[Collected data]
──────

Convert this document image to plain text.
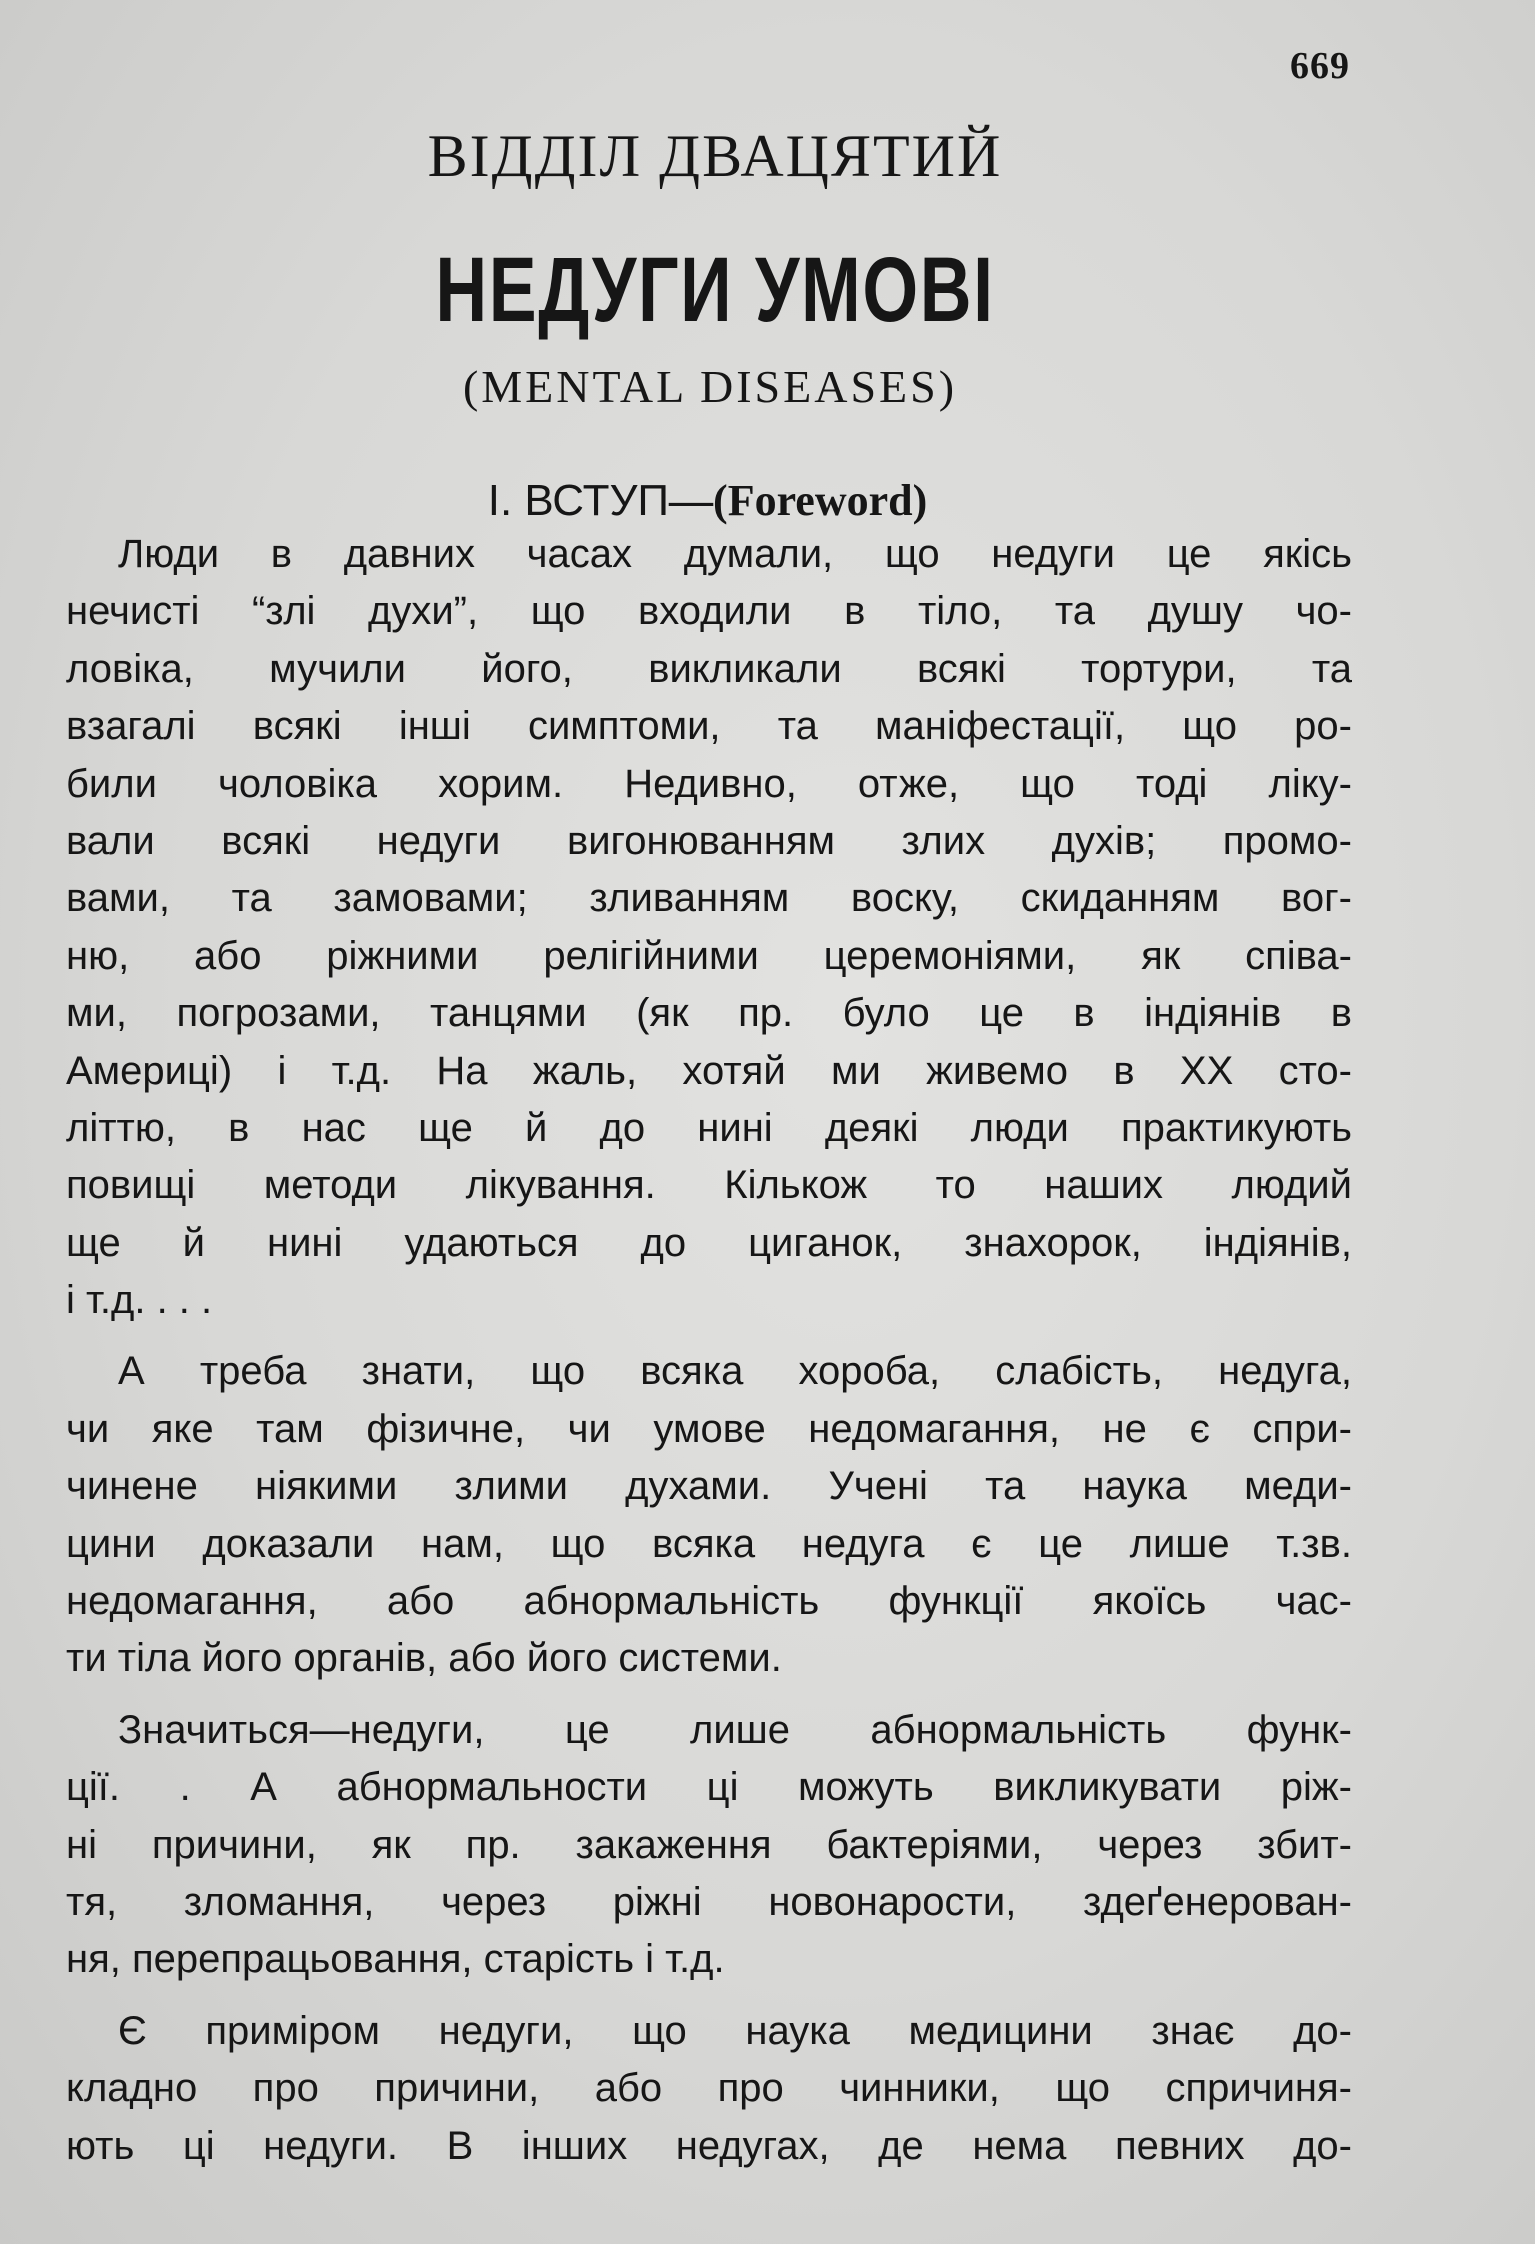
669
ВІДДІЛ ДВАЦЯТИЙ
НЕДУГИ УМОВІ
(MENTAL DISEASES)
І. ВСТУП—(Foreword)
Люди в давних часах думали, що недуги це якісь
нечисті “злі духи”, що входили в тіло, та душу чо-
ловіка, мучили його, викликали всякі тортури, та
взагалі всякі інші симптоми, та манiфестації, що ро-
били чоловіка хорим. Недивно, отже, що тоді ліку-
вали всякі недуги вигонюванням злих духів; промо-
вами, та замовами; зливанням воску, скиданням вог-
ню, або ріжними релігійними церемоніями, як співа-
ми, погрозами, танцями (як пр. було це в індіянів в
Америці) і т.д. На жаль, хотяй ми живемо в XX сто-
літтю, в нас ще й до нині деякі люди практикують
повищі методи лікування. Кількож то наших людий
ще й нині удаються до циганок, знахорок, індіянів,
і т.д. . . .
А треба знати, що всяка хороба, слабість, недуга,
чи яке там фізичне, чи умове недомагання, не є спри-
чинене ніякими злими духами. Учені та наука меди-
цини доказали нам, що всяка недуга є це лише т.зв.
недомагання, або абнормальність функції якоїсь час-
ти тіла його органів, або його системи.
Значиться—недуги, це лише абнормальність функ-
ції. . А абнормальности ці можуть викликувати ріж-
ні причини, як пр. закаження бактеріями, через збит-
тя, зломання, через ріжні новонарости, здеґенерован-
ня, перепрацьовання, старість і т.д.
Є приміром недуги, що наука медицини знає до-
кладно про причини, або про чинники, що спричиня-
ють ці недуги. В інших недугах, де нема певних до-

──────

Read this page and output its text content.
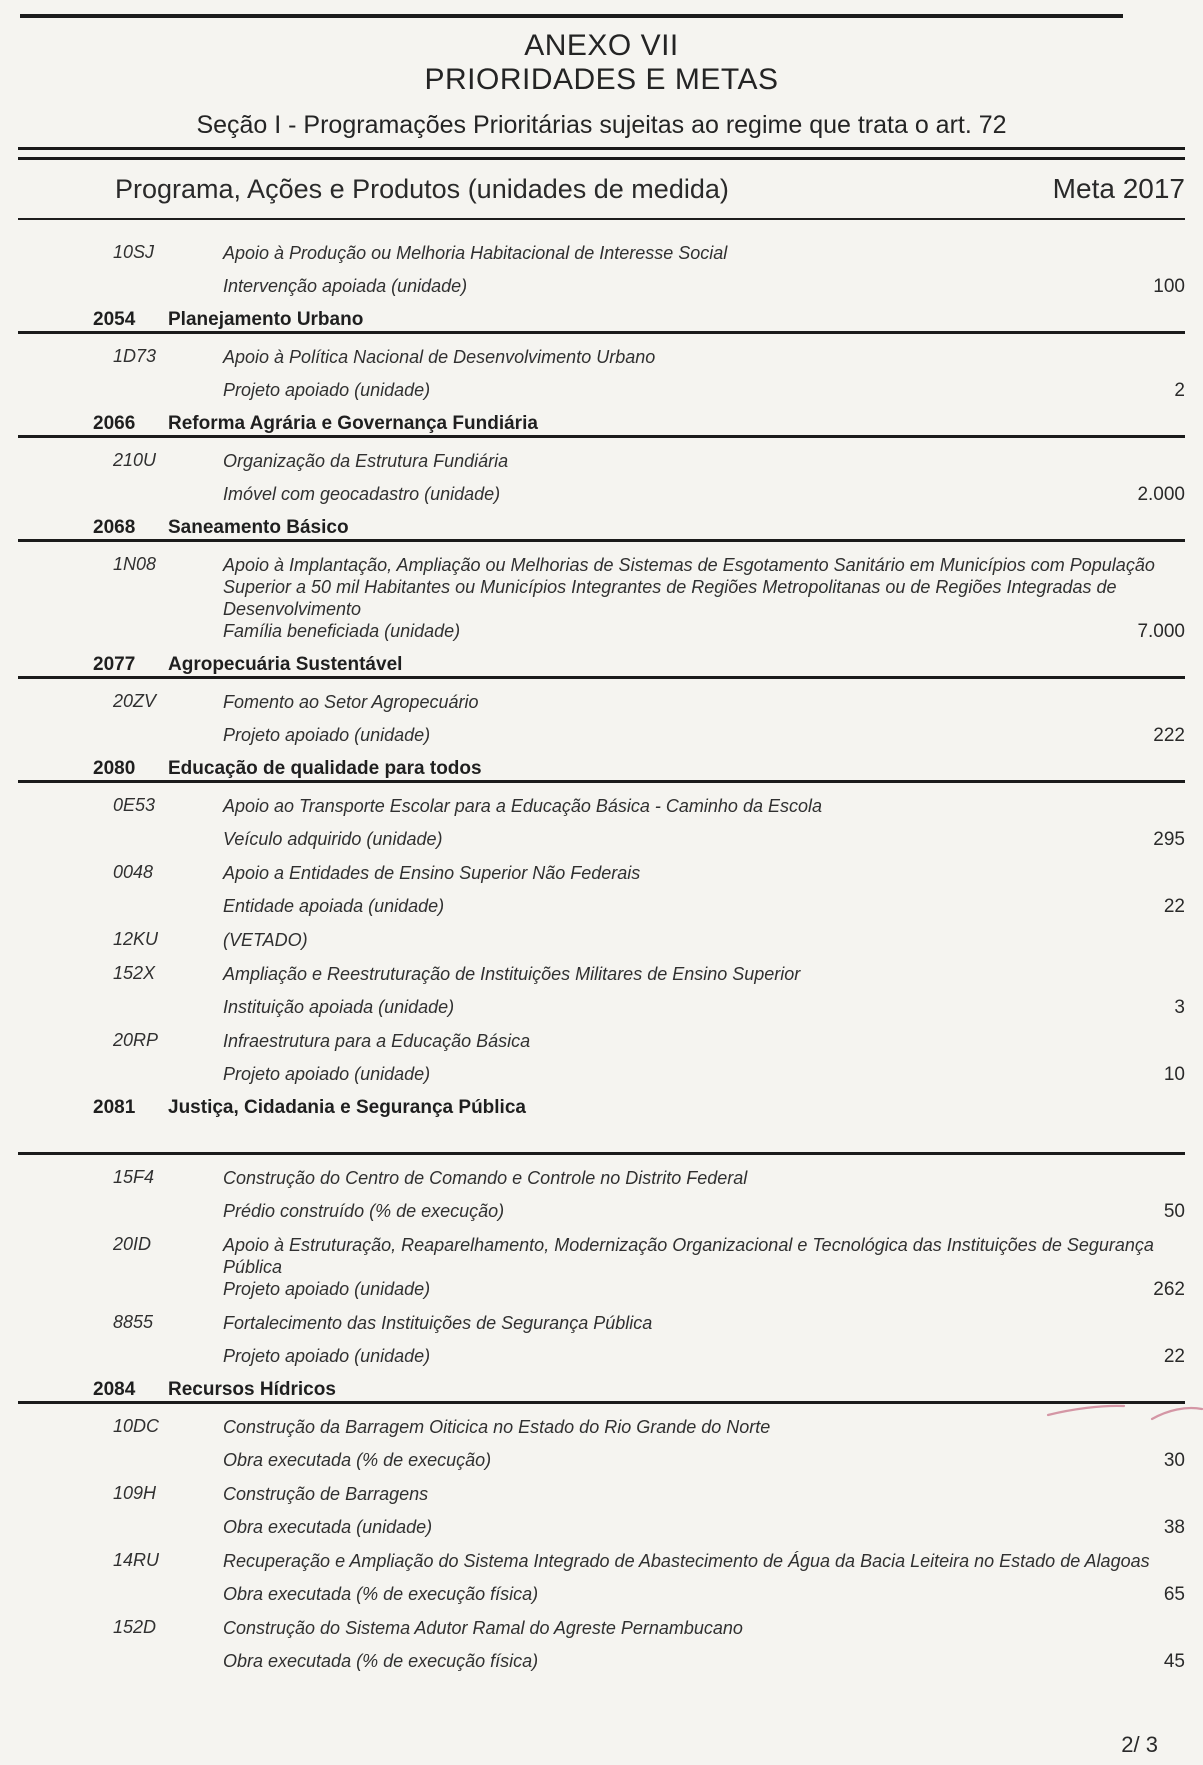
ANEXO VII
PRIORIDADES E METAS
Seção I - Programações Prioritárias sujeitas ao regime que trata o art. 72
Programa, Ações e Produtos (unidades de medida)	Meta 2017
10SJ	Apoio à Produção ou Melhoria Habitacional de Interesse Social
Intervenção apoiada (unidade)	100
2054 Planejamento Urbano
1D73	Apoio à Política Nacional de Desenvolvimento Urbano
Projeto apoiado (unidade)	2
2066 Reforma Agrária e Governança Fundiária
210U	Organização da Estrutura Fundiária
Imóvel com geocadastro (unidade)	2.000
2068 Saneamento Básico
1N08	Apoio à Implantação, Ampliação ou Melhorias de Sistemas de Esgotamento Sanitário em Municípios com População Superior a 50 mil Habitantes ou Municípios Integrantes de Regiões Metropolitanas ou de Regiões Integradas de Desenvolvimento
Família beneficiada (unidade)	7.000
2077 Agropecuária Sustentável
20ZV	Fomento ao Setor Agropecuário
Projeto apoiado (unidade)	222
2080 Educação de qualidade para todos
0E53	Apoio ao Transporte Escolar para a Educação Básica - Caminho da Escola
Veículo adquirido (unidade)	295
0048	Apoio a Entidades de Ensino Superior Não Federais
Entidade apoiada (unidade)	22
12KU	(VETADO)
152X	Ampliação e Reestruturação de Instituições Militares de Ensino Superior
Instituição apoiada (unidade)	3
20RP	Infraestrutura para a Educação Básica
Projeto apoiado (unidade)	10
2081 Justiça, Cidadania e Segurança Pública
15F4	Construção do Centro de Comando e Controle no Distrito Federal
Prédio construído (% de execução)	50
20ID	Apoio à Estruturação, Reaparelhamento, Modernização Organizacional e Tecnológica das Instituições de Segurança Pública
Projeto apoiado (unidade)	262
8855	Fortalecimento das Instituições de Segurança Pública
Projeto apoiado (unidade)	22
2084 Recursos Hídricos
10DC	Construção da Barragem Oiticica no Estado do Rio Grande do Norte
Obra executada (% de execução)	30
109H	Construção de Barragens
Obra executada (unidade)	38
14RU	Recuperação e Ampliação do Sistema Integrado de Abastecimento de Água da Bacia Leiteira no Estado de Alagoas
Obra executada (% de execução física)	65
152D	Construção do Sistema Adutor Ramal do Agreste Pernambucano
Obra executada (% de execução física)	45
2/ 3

──────

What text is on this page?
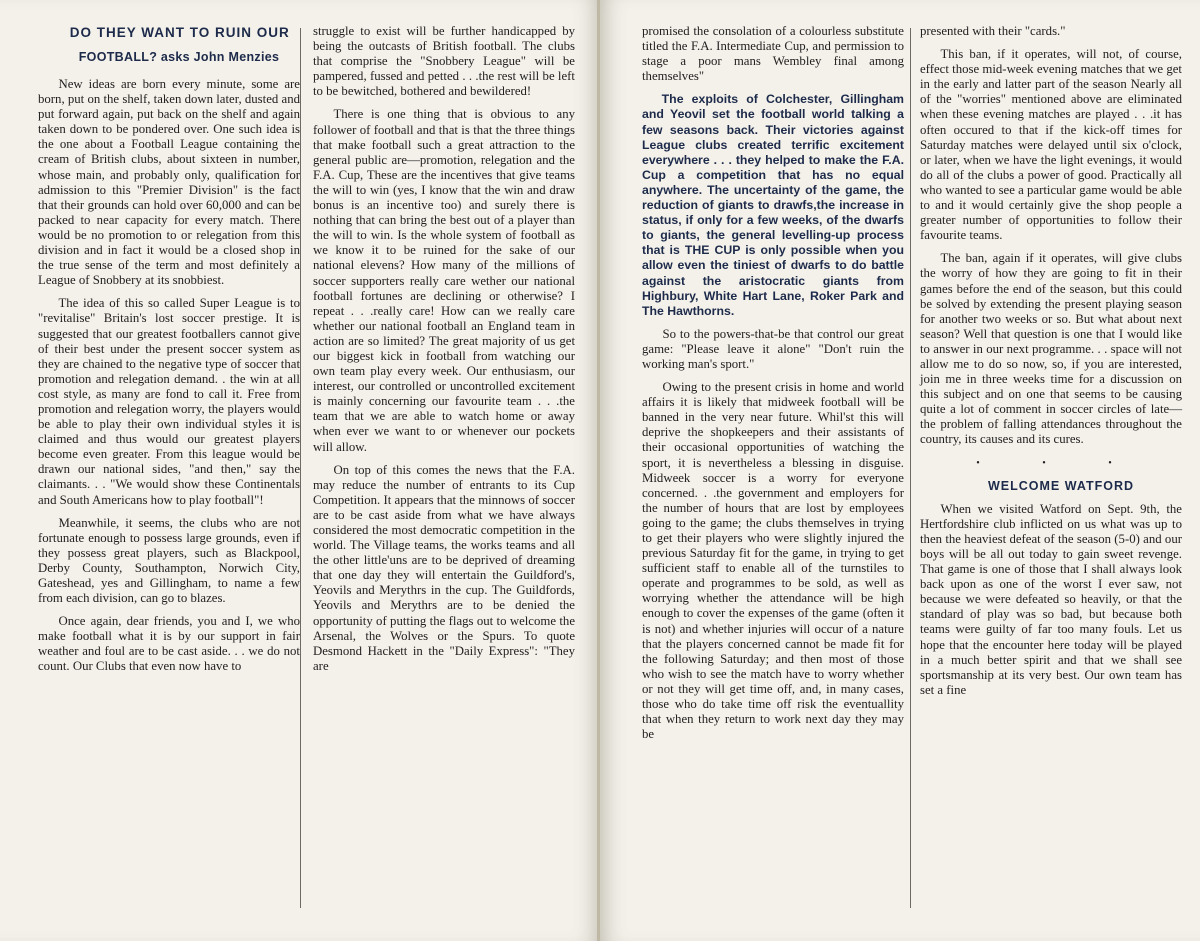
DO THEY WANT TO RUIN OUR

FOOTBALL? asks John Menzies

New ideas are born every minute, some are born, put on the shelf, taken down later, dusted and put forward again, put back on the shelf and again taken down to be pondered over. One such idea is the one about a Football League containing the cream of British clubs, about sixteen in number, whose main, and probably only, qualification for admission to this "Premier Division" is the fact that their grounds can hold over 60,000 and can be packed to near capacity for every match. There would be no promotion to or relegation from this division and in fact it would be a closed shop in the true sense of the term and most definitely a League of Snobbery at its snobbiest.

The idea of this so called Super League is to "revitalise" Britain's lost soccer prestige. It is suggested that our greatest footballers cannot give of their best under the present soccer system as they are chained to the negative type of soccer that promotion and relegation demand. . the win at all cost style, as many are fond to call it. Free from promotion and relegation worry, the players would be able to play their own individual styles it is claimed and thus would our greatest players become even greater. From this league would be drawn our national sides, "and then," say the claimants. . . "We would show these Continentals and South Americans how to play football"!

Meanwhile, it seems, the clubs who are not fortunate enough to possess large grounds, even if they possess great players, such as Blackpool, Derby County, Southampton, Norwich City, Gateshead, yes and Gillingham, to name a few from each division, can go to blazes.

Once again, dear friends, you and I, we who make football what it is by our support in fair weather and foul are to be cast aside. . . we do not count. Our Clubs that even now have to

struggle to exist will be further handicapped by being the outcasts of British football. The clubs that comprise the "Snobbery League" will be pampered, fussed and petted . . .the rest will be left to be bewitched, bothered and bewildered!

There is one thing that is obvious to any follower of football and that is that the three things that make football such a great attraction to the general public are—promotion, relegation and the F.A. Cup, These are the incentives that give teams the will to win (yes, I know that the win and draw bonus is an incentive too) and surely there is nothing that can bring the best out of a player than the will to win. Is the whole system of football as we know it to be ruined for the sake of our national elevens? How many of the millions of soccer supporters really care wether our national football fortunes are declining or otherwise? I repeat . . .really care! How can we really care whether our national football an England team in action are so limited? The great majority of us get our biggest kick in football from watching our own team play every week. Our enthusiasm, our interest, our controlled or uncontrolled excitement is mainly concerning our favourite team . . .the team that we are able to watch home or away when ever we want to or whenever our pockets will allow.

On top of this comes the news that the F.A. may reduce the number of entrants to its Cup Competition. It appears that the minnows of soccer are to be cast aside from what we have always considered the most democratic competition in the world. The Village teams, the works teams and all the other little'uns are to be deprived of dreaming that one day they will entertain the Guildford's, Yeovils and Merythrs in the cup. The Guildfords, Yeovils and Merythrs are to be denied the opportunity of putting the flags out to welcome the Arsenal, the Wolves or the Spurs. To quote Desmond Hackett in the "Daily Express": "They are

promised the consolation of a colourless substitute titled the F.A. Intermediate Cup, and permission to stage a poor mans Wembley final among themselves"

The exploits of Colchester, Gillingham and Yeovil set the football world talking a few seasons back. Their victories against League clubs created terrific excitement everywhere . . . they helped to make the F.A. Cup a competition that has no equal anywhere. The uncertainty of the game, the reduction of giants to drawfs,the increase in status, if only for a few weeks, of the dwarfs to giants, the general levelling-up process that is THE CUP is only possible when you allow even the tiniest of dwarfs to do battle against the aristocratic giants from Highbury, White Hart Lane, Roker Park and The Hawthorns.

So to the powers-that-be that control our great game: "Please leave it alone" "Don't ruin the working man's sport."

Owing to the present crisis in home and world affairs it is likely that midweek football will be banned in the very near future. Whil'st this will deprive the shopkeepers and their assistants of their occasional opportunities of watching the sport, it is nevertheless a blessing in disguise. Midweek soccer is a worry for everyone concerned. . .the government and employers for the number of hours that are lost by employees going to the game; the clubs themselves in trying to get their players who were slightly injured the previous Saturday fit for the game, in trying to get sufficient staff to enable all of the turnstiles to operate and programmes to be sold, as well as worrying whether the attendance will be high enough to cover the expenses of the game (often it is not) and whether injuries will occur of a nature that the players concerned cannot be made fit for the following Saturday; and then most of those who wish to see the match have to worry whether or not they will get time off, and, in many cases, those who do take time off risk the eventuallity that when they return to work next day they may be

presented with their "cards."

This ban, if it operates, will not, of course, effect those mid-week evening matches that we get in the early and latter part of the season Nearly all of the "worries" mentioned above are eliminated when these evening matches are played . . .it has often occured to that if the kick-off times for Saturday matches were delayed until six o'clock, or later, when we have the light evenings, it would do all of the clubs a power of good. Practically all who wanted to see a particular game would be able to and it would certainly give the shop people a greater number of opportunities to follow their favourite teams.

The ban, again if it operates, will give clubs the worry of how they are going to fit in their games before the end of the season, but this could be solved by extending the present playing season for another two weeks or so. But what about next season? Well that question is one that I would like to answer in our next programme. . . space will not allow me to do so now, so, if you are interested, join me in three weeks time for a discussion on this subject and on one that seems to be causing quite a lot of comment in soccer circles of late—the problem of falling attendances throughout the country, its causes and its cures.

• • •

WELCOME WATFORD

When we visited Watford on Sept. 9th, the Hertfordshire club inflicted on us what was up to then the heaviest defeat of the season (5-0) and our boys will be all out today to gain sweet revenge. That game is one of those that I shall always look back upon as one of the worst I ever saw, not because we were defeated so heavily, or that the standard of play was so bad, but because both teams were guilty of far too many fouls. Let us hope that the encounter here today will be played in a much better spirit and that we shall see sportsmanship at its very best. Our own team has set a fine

──────

» Task brief
Look through the listing above. Pick out each line with "Obra" and copy it.

» Solved problem
Obra executada (% de execução)	30
Obra executada (unidade)	38
Obra executada (% de execução física)	65
Obra executada (% de execução física)	45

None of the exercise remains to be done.